● DATASET ENTRIES:

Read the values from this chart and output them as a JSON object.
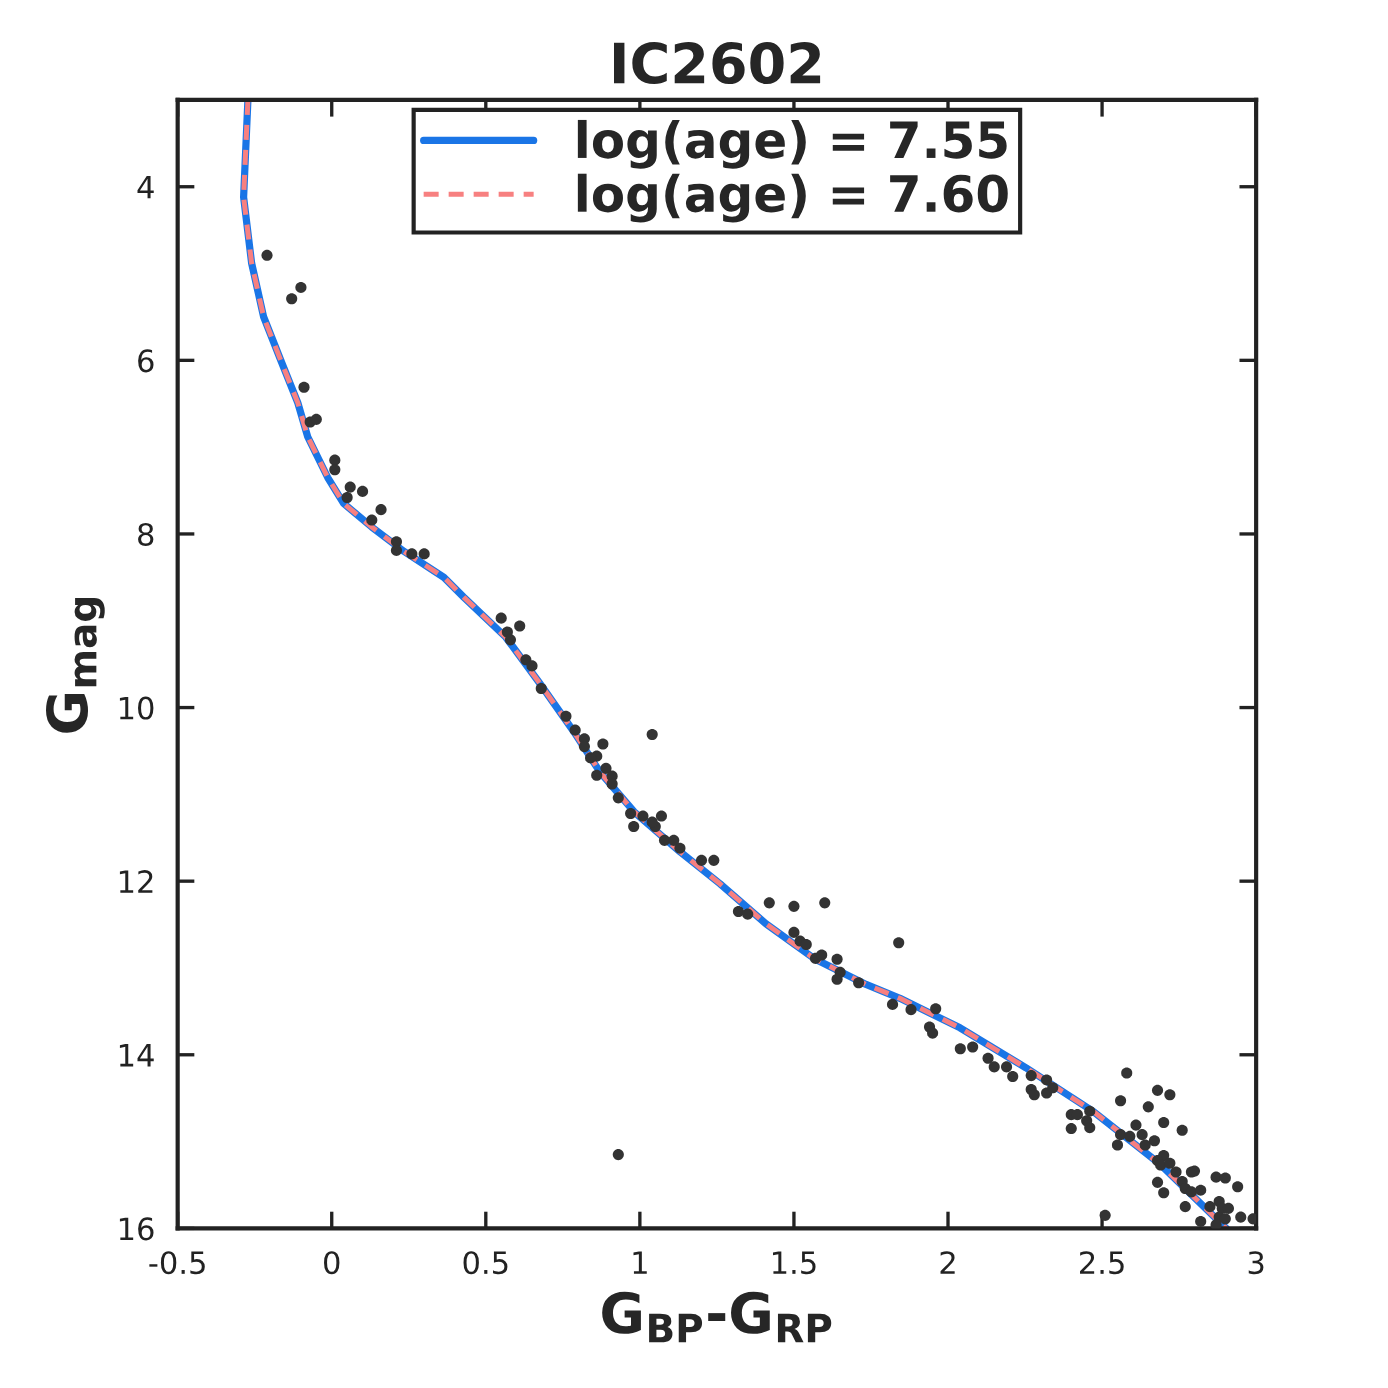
{
  "chart_data": {
    "type": "scatter",
    "title": "IC2602",
    "xlabel": "G$_{BP}$-G$_{RP}$",
    "ylabel": "G$_{mag}$",
    "xlim": [
      -0.5,
      3
    ],
    "ylim": [
      16,
      3
    ],
    "xticks": [
      {
        "value": -0.5,
        "label": "-0.5"
      },
      0,
      0.5,
      1,
      1.5,
      2,
      2.5,
      3
    ],
    "yticks": [
      4,
      6,
      8,
      10,
      12,
      14,
      16
    ],
    "grid": false,
    "legend": "top",
    "series": [
      {
        "color": "#333333",
        "marker": "circle",
        "x": [
          -0.21,
          -0.13,
          -0.1,
          -0.09,
          -0.07,
          -0.05,
          0.01,
          0.01,
          0.06,
          0.1,
          0.05,
          0.13,
          0.16,
          0.21,
          0.21,
          0.26,
          0.3,
          0.55,
          0.61,
          0.57,
          0.58,
          0.63,
          0.65,
          0.68,
          0.76,
          0.79,
          0.82,
          0.88,
          0.82,
          0.86,
          0.84,
          0.89,
          0.91,
          0.86,
          0.91,
          1.04,
          0.93,
          0.97,
          1.01,
          1.07,
          0.98,
          1.05,
          1.04,
          1.08,
          1.11,
          1.13,
          1.2,
          1.24,
          1.32,
          1.35,
          1.42,
          1.5,
          1.6,
          1.5,
          1.52,
          1.54,
          1.57,
          1.59,
          1.64,
          1.65,
          1.64,
          1.71,
          1.84,
          1.82,
          1.88,
          1.96,
          1.94,
          1.95,
          2.04,
          2.08,
          2.13,
          2.15,
          2.19,
          2.21,
          2.27,
          2.32,
          2.27,
          2.28,
          2.32,
          2.34,
          2.4,
          2.42,
          2.4,
          2.46,
          2.45,
          2.46,
          2.58,
          2.56,
          2.56,
          2.59,
          2.55,
          2.61,
          2.63,
          2.65,
          2.68,
          2.72,
          2.7,
          2.64,
          2.67,
          2.76,
          2.7,
          2.68,
          2.69,
          2.72,
          2.68,
          2.7,
          2.74,
          2.76,
          2.79,
          2.8,
          2.77,
          2.79,
          2.82,
          2.77,
          2.82,
          2.87,
          2.9,
          2.94,
          2.85,
          2.88,
          2.89,
          2.91,
          2.88,
          2.9,
          2.95,
          2.99,
          2.51,
          2.87,
          0.93
        ],
        "values": [
          4.79,
          5.29,
          5.16,
          6.31,
          6.71,
          6.68,
          7.15,
          7.26,
          7.46,
          7.51,
          7.58,
          7.84,
          7.72,
          8.09,
          8.19,
          8.23,
          8.23,
          8.97,
          9.06,
          9.13,
          9.22,
          9.45,
          9.52,
          9.78,
          10.1,
          10.26,
          10.36,
          10.42,
          10.45,
          10.56,
          10.58,
          10.7,
          10.79,
          10.78,
          10.88,
          10.31,
          11.04,
          11.22,
          11.25,
          11.25,
          11.37,
          11.37,
          11.32,
          11.53,
          11.53,
          11.62,
          11.76,
          11.76,
          12.35,
          12.38,
          12.25,
          12.29,
          12.25,
          12.59,
          12.69,
          12.73,
          12.89,
          12.85,
          12.9,
          13.05,
          13.13,
          13.17,
          12.71,
          13.42,
          13.48,
          13.47,
          13.68,
          13.75,
          13.93,
          13.91,
          14.04,
          14.14,
          14.14,
          14.25,
          14.24,
          14.29,
          14.4,
          14.46,
          14.44,
          14.38,
          14.69,
          14.69,
          14.85,
          14.65,
          14.76,
          14.84,
          14.21,
          14.53,
          14.92,
          14.94,
          15.04,
          14.81,
          14.92,
          14.6,
          14.41,
          14.46,
          14.78,
          15.04,
          14.99,
          14.87,
          15.16,
          15.22,
          15.27,
          15.25,
          15.47,
          15.59,
          15.35,
          15.46,
          15.35,
          15.34,
          15.54,
          15.58,
          15.56,
          15.75,
          15.92,
          15.41,
          15.42,
          15.52,
          15.75,
          15.69,
          15.77,
          15.77,
          15.87,
          15.89,
          15.87,
          15.89,
          15.85,
          15.96,
          15.15
        ]
      },
      {
        "type": "line",
        "name": "log(age) = 7.55",
        "color": "#1a75e6",
        "line_style": "solid",
        "marker": "none",
        "x": [
          -0.272,
          -0.286,
          -0.26,
          -0.221,
          -0.162,
          -0.11,
          -0.078,
          -0.013,
          0.039,
          0.13,
          0.234,
          0.364,
          0.429,
          0.565,
          0.675,
          0.786,
          0.87,
          0.981,
          1.13,
          1.26,
          1.409,
          1.565,
          1.734,
          1.844,
          2.039,
          2.253,
          2.474,
          2.688,
          2.903
        ],
        "values": [
          3.0,
          4.12,
          4.88,
          5.5,
          6.03,
          6.49,
          6.88,
          7.35,
          7.65,
          7.92,
          8.2,
          8.5,
          8.73,
          9.19,
          9.72,
          10.28,
          10.74,
          11.2,
          11.66,
          12.03,
          12.49,
          12.89,
          13.19,
          13.35,
          13.69,
          14.15,
          14.66,
          15.26,
          16.0
        ]
      },
      {
        "type": "line",
        "name": "log(age) = 7.60",
        "color": "#f78080",
        "line_style": "dashed",
        "marker": "none",
        "x": [
          -0.272,
          -0.286,
          -0.26,
          -0.221,
          -0.162,
          -0.11,
          -0.078,
          -0.013,
          0.039,
          0.13,
          0.234,
          0.364,
          0.429,
          0.565,
          0.675,
          0.786,
          0.87,
          0.981,
          1.13,
          1.26,
          1.409,
          1.565,
          1.734,
          1.844,
          2.039,
          2.253,
          2.474,
          2.688,
          2.903
        ],
        "values": [
          3.0,
          4.12,
          4.88,
          5.5,
          6.03,
          6.49,
          6.88,
          7.35,
          7.65,
          7.92,
          8.2,
          8.5,
          8.73,
          9.19,
          9.72,
          10.28,
          10.74,
          11.2,
          11.66,
          12.03,
          12.49,
          12.89,
          13.19,
          13.35,
          13.69,
          14.15,
          14.66,
          15.26,
          16.0
        ]
      }
    ]
  }
}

● GOAL:
Copy each line from the records above that includes the string "color".

● SOLUTION FOR THIS TASK:
        "color": "#333333",
        "color": "#1a75e6",
        "color": "#f78080",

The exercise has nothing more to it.